──────── EXTRAIT
CA Paris, Pôle 5 ch. 11, 28 janvier 2022, n° 19/12306

PARIS

Arrêt

Infirmation

PARTIES

Demandeur :

Mafip (SARL)

Défendeur :

Spie ICS (SAS), SFR (SA)

COMPOSITION DE LA JURIDICTION

Président :

M. Ardisson

Conseillers :

Mme Primevert, Mme L'Eleu de la Simone

T. com. Paris, du 6 mai 2019, n° J201900…

6 mai 2019

Vu le jugement du tribunal de commerce de Paris du 6 mai 2019 qui a :

- joint les instances enrôlées sous les numéros RG 2016033158 et 2017025123,

- dit que M. X avait un intérêt à agir,

- débouté la société Mafip et M. X de l'ensemble de leurs demandes à l'encontre de la Société Française du Radiotéléphone (société SFR),

- débouté M. X de l'ensemble de ses demandes de dommages et intérêts,

- dit suffisant le préavis alloué par la société Spie communications, devenue la société Spie ICS ("société Spie") à la société Mafip pour la rupture de leur relation commerciale,

- condamné la société Spie à payer à la société Mafip la somme de 110.880 euros à titre de dommages et intérêts au titre de l'inexécution du préavis de 5 mois,

- débouté la société Mafip de ses autres demandes liées à la brusque rupture,

- débouté la société Mafip de sa demande fondée sur la rupture anticipée du contrat,

- débouté la société Spie de sa demande de pénalité à l'encontre de la société Mafip,

- condamné la société Spie à payer à la société Mafip la somme de 10 000 euros au titre de l'article 700 du code de procédure civile,

- condamné la société Mafip et M. X à payer chacun la somme de 3 000 euros à la société SFR au titre de l'article 700 du code de procédure civile,

- débouté les parties de leurs demandes autres, plus amples ou contraires,

- ordonné l'exécution provisoire sans caution,

- condamné par moitié les sociétés Mafip et Spie aux dépens ;

Vu l'appel du jugement interjeté le 17 juin 2019 par la société Mafip et M. X ;

Vu les conclusions transmises par le réseau privé virtuel des avocats le 14 septembre 2021 pour la société Mafip et M. X aux fins d'entendre, en application des articles L. 442-6 du code de commerce, 1382, 1147 et 1166 du code civil dans sa rédaction antérieure à l'Ordonnance du 10 février 2016 et article 331 du code de procédure civile :

- déclarer recevables et bien fondés la société Mafip et M. X en l'ensemble de leurs demandes, fins et conclusions ;

- débouté les société Spie et SFR de l'ensemble de leurs demandes,

- infirmer le jugement sauf en ce qu'il a débouté la société Spie de sa demande reconventionnelle,

à titre principal,

- constater que la société Spie a résilié sans motif, unilatéralement et avant le terme contractuellement fixé, le contrat à durée déterminée conclu avec la société Mafip, et qu'elle a donc engagée sa responsabilité contractuelle à l'égard de la société Mafip,

- condamner la société Spie au paiement d'une somme de 1 231 775 euros à titre de dommages et intérêts en raison de la rupture avant terme du contrat,

à titre subsidiaire,

- constater que la société Spie a brutalement rompu les relations commerciales établies qu'elle entretenait avec la société Mafip,

- constater que la société SFR a brutalement rompu les relations commerciales établies qu'elle entretenait avec la société Spie, en ne respectant pas le préavis écrit qu'elle lui avait notifié, et qu'en conséquence, elle a engagé sa responsabilité à l'égard de la société Spie et de son sous-traitant la société Mafip,

- déclarer l'action oblique de la société Mafip et de M. X à l'encontre de la société SFR recevable et bien fondée,

- condamner in solidum la société SFR et la société Spie à payer à la société Mafip la somme de 668 323 euros en réparation des préjudices subis du fait de cette rupture intervenue dans les conditions précitées,

en toute hypothèse,

- condamner in solidum les sociétés SFR et Spie à payer à M. X la somme de 100 000 euros en réparation de ses préjudices personnels et distincts, du fait de la rupture intervenue dans les conditions précitées,

- condamner in solidum la société SFR et la société Spie à payer la somme de 50 000 euros à la société Mafip et la somme de 20 000 euros à M. X au titre de l'article 700 du code de procédure civile,

- condamner in solidum la société SFR et la société Spie aux entiers dépens de première instance et d'appel.
────────────────
──────── LIGNES
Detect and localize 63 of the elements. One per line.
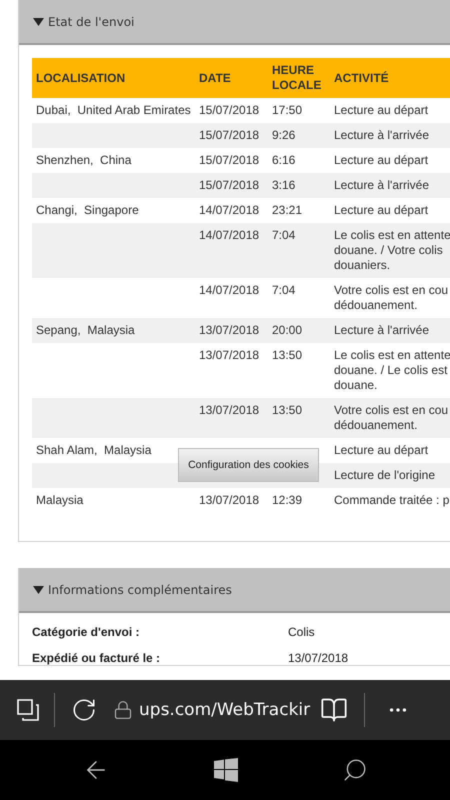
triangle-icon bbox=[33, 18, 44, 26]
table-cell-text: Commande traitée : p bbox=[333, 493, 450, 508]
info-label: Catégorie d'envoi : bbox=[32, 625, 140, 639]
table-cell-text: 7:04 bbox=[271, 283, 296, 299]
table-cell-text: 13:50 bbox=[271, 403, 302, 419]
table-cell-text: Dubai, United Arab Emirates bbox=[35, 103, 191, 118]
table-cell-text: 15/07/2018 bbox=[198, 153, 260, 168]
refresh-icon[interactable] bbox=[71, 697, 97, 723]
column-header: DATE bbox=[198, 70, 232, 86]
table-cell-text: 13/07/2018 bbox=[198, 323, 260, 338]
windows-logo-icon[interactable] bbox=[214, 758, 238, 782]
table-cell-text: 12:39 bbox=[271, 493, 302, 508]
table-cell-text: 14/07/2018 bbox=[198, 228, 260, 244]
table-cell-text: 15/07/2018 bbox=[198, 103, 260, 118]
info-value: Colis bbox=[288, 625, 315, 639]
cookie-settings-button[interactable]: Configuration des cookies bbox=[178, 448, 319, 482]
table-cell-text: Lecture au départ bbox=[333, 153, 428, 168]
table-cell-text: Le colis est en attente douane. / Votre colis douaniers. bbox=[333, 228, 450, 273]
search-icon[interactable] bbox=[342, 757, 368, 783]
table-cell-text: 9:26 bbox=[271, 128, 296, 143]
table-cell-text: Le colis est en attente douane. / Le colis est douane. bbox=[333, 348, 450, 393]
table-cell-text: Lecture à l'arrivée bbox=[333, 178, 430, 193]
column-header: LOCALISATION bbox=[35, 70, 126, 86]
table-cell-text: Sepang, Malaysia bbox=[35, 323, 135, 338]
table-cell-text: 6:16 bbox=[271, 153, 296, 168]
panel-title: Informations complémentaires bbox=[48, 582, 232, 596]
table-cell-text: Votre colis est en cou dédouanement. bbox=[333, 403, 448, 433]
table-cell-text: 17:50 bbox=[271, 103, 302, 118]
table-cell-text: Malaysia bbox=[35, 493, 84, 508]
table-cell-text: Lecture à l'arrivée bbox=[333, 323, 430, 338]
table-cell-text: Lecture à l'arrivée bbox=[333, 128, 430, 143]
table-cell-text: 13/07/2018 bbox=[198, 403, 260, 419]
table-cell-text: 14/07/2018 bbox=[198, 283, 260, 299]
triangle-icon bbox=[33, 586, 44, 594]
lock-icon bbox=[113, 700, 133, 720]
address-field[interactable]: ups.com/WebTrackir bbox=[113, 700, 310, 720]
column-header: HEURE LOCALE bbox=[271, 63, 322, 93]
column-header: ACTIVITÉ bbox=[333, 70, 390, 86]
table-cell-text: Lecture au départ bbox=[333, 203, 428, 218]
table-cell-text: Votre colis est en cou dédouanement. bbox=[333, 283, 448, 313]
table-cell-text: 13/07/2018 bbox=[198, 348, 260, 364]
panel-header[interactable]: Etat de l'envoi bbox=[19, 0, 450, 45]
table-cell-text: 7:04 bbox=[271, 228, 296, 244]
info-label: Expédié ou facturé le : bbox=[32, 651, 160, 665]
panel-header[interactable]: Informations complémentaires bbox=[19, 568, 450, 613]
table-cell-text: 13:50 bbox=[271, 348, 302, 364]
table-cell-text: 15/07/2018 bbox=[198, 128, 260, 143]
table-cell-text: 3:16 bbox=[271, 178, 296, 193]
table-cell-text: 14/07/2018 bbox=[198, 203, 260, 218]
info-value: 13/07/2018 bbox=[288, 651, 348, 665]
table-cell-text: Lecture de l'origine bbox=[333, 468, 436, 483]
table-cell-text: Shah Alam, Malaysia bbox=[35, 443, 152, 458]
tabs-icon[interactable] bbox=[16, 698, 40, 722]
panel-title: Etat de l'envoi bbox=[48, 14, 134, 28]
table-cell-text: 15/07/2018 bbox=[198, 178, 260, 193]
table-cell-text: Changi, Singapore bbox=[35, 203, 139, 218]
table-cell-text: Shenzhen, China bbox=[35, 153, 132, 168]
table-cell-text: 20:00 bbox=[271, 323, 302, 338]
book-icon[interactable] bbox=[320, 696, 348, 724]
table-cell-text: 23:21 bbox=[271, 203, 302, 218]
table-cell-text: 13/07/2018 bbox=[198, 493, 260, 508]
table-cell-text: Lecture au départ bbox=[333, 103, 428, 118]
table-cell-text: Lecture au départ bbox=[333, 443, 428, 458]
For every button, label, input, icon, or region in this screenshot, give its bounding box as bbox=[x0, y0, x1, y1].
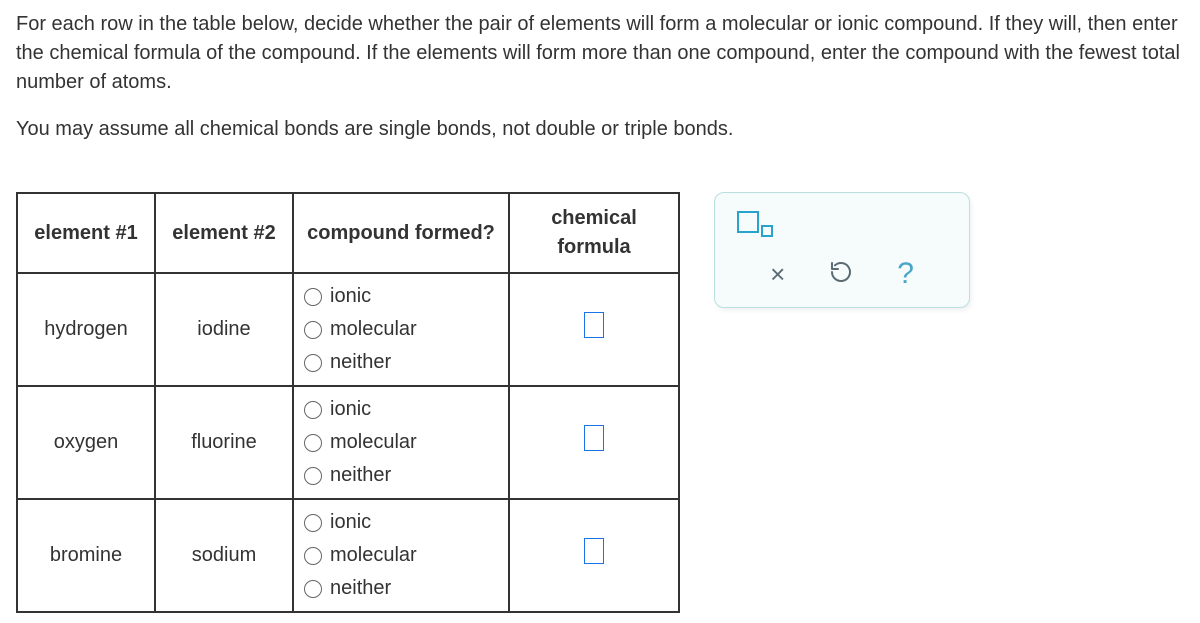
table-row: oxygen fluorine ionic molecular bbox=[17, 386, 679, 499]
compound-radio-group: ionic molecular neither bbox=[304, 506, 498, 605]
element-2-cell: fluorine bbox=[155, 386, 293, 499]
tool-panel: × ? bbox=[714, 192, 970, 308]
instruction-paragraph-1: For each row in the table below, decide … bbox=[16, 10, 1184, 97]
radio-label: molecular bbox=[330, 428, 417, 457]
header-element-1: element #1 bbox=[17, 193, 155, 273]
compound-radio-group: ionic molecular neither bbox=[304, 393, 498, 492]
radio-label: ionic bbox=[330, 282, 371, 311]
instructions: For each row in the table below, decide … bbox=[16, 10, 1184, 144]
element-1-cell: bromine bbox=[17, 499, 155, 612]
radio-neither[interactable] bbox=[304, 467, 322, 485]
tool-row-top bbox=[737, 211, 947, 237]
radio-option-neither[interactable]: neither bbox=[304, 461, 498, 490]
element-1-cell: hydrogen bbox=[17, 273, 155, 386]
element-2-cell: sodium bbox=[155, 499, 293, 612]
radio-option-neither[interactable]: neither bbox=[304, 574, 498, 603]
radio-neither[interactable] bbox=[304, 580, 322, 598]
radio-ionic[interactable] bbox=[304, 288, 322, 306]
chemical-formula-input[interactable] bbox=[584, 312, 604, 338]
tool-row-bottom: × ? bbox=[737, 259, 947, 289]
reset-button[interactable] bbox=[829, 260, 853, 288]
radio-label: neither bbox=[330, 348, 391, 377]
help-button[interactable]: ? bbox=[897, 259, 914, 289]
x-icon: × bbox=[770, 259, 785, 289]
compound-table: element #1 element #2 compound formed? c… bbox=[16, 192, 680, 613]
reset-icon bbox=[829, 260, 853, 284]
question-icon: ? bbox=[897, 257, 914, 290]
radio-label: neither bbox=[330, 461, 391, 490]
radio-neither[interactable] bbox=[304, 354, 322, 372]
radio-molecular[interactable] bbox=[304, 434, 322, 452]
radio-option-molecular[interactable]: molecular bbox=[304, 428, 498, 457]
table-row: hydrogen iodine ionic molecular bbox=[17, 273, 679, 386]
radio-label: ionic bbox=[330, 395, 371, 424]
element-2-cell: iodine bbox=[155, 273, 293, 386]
────────────────
- **LISTE DES TÂCHES**
#1 D'après l'extrait, quelle somme le tribunal de commerce a-t-il condamné la société Spie à verser à la société Mafip au titre de l'inexécution du préavis de 5 mois ?
#2 Relevez dans l'extrait toutes les sommes d'argent réclamées dans les conclusions transmises le 14 septembre 2021 pour la société Mafip et M. X, en précisant pour chacune son bénéficiaire.

- **RÉPONSES FINALES**
#1 110.880 euros à titre de dommages et intérêts.

#2
- 1 231 775 euros pour la société Mafip, à titre de dommages et intérêts en raison de la rupture avant terme du contrat
- 668 323 euros pour la société Mafip, en réparation des préjudices subis du fait de la rupture
- 100 000 euros pour M. X, en réparation de ses préjudices personnels et distincts
- 50 000 euros pour la société Mafip, au titre de l'article 700 du code de procédure civile
- 20 000 euros pour M. X, au titre de l'article 700 du code de procédure civile